Material -
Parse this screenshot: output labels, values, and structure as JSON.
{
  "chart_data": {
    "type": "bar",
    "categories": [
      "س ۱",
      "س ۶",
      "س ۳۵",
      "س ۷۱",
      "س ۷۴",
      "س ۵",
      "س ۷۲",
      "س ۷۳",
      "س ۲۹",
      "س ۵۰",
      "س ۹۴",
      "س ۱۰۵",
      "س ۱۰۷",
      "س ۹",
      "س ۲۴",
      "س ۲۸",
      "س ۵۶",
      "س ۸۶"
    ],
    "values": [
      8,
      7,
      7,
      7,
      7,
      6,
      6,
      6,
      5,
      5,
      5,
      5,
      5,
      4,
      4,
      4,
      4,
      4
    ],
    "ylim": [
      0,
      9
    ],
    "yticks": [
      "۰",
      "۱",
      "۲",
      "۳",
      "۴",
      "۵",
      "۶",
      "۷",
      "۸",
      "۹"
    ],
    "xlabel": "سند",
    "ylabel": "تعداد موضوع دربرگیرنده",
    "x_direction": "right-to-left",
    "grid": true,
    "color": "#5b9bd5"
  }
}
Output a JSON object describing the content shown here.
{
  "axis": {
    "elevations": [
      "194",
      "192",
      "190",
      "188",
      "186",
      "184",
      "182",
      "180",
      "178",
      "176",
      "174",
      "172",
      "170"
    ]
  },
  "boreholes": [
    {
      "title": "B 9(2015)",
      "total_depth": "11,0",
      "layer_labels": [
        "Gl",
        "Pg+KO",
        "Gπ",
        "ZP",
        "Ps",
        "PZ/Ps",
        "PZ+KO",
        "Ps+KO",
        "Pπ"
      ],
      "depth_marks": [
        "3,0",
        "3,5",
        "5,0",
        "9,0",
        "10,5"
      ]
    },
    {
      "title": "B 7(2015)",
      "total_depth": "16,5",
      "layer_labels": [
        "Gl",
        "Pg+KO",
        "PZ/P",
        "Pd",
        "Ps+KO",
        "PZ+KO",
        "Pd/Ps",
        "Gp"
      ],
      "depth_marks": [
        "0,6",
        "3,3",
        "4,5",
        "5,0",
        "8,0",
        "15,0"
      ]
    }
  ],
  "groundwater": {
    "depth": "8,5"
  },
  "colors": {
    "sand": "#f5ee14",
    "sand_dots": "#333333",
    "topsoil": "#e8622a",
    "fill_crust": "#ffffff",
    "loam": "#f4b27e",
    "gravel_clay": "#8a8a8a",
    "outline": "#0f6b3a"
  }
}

Directions for this task -
The records above are to be repeated exactly, in their entirety.

Task result -
Parse this screenshot: output labels, values, and structure as JSON.
{
  "chart_data": {
    "type": "bar",
    "categories": [
      "س ۱",
      "س ۶",
      "س ۳۵",
      "س ۷۱",
      "س ۷۴",
      "س ۵",
      "س ۷۲",
      "س ۷۳",
      "س ۲۹",
      "س ۵۰",
      "س ۹۴",
      "س ۱۰۵",
      "س ۱۰۷",
      "س ۹",
      "س ۲۴",
      "س ۲۸",
      "س ۵۶",
      "س ۸۶"
    ],
    "values": [
      8,
      7,
      7,
      7,
      7,
      6,
      6,
      6,
      5,
      5,
      5,
      5,
      5,
      4,
      4,
      4,
      4,
      4
    ],
    "ylim": [
      0,
      9
    ],
    "yticks": [
      "۰",
      "۱",
      "۲",
      "۳",
      "۴",
      "۵",
      "۶",
      "۷",
      "۸",
      "۹"
    ],
    "xlabel": "سند",
    "ylabel": "تعداد موضوع دربرگیرنده",
    "x_direction": "right-to-left",
    "grid": true,
    "color": "#5b9bd5"
  }
}
Output a JSON object describing the content shown here.
{
  "axis": {
    "elevations": [
      "194",
      "192",
      "190",
      "188",
      "186",
      "184",
      "182",
      "180",
      "178",
      "176",
      "174",
      "172",
      "170"
    ]
  },
  "boreholes": [
    {
      "title": "B 9(2015)",
      "total_depth": "11,0",
      "layer_labels": [
        "Gl",
        "Pg+KO",
        "Gπ",
        "ZP",
        "Ps",
        "PZ/Ps",
        "PZ+KO",
        "Ps+KO",
        "Pπ"
      ],
      "depth_marks": [
        "3,0",
        "3,5",
        "5,0",
        "9,0",
        "10,5"
      ]
    },
    {
      "title": "B 7(2015)",
      "total_depth": "16,5",
      "layer_labels": [
        "Gl",
        "Pg+KO",
        "PZ/P",
        "Pd",
        "Ps+KO",
        "PZ+KO",
        "Pd/Ps",
        "Gp"
      ],
      "depth_marks": [
        "0,6",
        "3,3",
        "4,5",
        "5,0",
        "8,0",
        "15,0"
      ]
    }
  ],
  "groundwater": {
    "depth": "8,5"
  },
  "colors": {
    "sand": "#f5ee14",
    "sand_dots": "#333333",
    "topsoil": "#e8622a",
    "fill_crust": "#ffffff",
    "loam": "#f4b27e",
    "gravel_clay": "#8a8a8a",
    "outline": "#0f6b3a"
  }
}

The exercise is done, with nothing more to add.